● **RECORDS FOR THIS EXERCISE**
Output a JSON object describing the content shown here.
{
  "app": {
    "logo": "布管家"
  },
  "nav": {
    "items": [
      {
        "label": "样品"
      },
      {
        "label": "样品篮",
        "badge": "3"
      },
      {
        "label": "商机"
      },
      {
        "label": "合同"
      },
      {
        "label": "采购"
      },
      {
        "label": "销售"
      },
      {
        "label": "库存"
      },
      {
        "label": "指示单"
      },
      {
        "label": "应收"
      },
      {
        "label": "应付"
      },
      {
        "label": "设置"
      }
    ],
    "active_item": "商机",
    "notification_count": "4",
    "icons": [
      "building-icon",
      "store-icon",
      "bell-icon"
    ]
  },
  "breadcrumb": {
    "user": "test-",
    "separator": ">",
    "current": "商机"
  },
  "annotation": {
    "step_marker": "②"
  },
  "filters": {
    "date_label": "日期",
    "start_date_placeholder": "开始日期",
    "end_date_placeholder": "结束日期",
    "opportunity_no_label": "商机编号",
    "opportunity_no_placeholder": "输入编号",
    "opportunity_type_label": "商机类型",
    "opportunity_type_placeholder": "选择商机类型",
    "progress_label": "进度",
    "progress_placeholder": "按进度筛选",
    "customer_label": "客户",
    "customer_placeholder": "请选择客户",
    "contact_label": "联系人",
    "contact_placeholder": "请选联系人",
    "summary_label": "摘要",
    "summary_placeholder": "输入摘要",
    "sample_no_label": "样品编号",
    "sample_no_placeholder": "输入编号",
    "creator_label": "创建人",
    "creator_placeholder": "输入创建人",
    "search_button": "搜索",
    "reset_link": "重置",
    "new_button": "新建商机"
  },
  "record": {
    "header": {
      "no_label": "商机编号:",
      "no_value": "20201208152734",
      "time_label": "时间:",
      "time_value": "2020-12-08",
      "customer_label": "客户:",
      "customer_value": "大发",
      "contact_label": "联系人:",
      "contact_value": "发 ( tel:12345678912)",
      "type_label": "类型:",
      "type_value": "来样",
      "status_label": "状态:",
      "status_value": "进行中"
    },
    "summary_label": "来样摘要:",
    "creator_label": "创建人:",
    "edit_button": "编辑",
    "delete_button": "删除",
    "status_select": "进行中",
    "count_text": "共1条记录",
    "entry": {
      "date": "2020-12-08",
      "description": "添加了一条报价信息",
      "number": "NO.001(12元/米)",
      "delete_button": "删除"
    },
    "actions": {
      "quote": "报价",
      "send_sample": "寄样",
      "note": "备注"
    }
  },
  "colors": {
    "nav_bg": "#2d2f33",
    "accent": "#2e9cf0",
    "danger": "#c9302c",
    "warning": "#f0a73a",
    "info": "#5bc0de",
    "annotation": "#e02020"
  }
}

● **INSTRUCTION**
Each record above should be output again exactly.

● **RESPONSE**
Output a JSON object describing the content shown here.
{
  "app": {
    "logo": "布管家"
  },
  "nav": {
    "items": [
      {
        "label": "样品"
      },
      {
        "label": "样品篮",
        "badge": "3"
      },
      {
        "label": "商机"
      },
      {
        "label": "合同"
      },
      {
        "label": "采购"
      },
      {
        "label": "销售"
      },
      {
        "label": "库存"
      },
      {
        "label": "指示单"
      },
      {
        "label": "应收"
      },
      {
        "label": "应付"
      },
      {
        "label": "设置"
      }
    ],
    "active_item": "商机",
    "notification_count": "4",
    "icons": [
      "building-icon",
      "store-icon",
      "bell-icon"
    ]
  },
  "breadcrumb": {
    "user": "test-",
    "separator": ">",
    "current": "商机"
  },
  "annotation": {
    "step_marker": "②"
  },
  "filters": {
    "date_label": "日期",
    "start_date_placeholder": "开始日期",
    "end_date_placeholder": "结束日期",
    "opportunity_no_label": "商机编号",
    "opportunity_no_placeholder": "输入编号",
    "opportunity_type_label": "商机类型",
    "opportunity_type_placeholder": "选择商机类型",
    "progress_label": "进度",
    "progress_placeholder": "按进度筛选",
    "customer_label": "客户",
    "customer_placeholder": "请选择客户",
    "contact_label": "联系人",
    "contact_placeholder": "请选联系人",
    "summary_label": "摘要",
    "summary_placeholder": "输入摘要",
    "sample_no_label": "样品编号",
    "sample_no_placeholder": "输入编号",
    "creator_label": "创建人",
    "creator_placeholder": "输入创建人",
    "search_button": "搜索",
    "reset_link": "重置",
    "new_button": "新建商机"
  },
  "record": {
    "header": {
      "no_label": "商机编号:",
      "no_value": "20201208152734",
      "time_label": "时间:",
      "time_value": "2020-12-08",
      "customer_label": "客户:",
      "customer_value": "大发",
      "contact_label": "联系人:",
      "contact_value": "发 ( tel:12345678912)",
      "type_label": "类型:",
      "type_value": "来样",
      "status_label": "状态:",
      "status_value": "进行中"
    },
    "summary_label": "来样摘要:",
    "creator_label": "创建人:",
    "edit_button": "编辑",
    "delete_button": "删除",
    "status_select": "进行中",
    "count_text": "共1条记录",
    "entry": {
      "date": "2020-12-08",
      "description": "添加了一条报价信息",
      "number": "NO.001(12元/米)",
      "delete_button": "删除"
    },
    "actions": {
      "quote": "报价",
      "send_sample": "寄样",
      "note": "备注"
    }
  },
  "colors": {
    "nav_bg": "#2d2f33",
    "accent": "#2e9cf0",
    "danger": "#c9302c",
    "warning": "#f0a73a",
    "info": "#5bc0de",
    "annotation": "#e02020"
  }
}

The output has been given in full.